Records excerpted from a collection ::
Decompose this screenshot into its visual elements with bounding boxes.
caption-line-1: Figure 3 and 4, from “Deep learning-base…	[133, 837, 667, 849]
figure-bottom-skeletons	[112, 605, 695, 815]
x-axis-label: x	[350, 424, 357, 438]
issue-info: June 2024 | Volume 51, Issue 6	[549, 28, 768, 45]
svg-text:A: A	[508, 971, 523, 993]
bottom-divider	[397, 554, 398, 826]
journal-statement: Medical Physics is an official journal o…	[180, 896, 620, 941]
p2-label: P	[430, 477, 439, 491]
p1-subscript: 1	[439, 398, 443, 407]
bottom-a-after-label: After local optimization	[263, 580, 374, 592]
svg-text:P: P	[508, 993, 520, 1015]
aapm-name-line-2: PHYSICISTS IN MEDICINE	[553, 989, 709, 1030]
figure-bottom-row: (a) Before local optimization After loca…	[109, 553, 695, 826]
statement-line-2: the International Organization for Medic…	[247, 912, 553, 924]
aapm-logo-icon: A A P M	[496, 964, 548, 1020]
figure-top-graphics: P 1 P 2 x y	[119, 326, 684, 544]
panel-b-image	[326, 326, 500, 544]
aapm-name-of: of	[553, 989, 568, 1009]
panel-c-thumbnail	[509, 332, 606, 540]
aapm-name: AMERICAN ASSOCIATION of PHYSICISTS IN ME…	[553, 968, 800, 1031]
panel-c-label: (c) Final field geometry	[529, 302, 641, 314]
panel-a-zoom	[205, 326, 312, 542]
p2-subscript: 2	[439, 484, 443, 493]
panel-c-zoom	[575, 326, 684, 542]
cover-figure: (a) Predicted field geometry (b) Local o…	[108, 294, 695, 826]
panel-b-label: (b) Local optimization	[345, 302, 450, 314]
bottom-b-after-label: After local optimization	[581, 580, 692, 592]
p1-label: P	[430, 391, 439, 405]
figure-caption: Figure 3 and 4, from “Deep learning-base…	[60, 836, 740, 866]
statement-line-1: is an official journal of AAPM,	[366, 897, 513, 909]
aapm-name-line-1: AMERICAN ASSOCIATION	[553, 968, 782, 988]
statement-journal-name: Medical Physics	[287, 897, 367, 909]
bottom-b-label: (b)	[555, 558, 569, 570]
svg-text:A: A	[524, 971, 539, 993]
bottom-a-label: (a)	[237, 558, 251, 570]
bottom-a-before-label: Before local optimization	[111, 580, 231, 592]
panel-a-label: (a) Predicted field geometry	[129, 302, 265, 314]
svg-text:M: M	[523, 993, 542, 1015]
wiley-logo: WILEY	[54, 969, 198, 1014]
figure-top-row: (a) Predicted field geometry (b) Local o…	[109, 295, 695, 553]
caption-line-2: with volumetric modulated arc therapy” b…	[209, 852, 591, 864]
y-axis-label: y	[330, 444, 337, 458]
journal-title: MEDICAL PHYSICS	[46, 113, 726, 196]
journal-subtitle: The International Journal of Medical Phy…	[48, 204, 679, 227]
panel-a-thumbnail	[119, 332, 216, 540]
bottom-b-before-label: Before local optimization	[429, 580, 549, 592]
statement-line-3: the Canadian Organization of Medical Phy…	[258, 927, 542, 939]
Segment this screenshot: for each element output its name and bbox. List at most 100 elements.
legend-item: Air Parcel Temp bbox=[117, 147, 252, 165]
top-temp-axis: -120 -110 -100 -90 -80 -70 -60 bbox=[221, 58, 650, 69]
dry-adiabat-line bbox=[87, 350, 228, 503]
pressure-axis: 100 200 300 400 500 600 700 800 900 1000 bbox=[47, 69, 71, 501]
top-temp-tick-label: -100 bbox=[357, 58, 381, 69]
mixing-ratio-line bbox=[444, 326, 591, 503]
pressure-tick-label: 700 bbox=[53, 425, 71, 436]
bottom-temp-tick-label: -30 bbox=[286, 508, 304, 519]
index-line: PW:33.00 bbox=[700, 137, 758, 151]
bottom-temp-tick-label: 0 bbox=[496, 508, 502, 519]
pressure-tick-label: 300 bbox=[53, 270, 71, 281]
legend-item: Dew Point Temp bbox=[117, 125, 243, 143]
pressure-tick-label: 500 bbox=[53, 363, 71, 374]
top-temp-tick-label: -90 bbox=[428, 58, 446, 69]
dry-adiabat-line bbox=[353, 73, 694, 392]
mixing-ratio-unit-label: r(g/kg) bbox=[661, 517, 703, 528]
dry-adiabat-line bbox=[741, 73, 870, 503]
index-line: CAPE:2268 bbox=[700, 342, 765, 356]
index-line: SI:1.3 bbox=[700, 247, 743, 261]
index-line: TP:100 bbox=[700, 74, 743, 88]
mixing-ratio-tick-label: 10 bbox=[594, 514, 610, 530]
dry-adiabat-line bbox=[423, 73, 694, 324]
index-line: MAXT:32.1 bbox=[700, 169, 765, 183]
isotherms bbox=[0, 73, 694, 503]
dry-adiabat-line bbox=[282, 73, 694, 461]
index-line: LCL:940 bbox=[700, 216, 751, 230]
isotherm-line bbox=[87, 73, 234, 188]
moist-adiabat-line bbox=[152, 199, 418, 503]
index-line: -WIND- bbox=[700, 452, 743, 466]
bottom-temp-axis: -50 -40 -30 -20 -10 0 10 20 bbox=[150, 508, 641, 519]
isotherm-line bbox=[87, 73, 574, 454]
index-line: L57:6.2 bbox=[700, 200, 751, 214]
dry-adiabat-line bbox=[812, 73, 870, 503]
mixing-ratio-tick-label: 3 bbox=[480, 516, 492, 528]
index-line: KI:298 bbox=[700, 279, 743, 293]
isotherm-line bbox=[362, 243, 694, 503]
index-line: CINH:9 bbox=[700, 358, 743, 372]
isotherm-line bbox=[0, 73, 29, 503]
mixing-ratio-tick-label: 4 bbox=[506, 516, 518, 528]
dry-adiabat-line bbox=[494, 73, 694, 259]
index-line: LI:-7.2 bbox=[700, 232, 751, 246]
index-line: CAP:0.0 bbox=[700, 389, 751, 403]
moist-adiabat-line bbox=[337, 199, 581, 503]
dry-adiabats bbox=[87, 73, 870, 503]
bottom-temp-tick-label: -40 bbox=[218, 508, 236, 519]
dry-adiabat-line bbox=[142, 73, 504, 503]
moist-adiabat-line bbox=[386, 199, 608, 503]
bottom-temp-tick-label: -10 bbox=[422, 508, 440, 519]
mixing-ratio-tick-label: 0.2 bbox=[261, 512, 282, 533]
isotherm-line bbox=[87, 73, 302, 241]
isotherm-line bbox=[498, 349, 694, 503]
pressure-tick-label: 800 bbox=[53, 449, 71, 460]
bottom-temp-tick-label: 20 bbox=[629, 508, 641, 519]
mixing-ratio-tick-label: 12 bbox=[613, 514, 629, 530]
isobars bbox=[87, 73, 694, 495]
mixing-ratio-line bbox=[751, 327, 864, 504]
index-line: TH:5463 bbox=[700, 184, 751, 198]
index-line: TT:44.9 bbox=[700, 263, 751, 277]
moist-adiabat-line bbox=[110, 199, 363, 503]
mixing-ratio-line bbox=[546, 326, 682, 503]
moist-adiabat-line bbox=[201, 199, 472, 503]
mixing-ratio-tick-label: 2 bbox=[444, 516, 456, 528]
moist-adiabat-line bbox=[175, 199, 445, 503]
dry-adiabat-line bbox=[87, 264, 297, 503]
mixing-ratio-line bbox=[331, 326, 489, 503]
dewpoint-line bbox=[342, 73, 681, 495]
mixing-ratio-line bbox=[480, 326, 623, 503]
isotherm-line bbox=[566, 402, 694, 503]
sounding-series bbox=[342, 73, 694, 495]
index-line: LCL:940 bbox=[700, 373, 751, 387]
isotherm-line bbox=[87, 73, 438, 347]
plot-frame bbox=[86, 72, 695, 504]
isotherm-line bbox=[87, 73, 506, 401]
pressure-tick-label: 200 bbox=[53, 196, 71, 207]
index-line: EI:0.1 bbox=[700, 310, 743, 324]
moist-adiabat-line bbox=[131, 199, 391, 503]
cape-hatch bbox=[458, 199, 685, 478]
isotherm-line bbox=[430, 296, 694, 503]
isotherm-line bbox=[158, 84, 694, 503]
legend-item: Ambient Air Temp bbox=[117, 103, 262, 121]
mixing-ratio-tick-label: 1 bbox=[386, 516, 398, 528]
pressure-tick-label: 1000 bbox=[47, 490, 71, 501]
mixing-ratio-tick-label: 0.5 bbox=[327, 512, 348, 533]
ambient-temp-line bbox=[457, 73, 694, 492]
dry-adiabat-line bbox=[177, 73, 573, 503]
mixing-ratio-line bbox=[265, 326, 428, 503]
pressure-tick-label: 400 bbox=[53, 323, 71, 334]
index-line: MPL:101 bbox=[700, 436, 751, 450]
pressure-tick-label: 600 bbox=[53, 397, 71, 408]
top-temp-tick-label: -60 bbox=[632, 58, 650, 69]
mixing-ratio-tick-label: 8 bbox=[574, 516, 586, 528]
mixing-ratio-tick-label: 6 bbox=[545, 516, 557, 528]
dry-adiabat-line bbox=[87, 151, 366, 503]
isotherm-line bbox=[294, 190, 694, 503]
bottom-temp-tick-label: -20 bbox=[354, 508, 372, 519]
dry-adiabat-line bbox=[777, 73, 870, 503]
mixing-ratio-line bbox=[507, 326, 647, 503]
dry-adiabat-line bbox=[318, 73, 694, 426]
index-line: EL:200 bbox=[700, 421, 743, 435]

YOUR GOAL ::
Report how many lines of the material above contain the string "Before", treating case as significant, and give only the number.

EXERCISE RESULT ::
3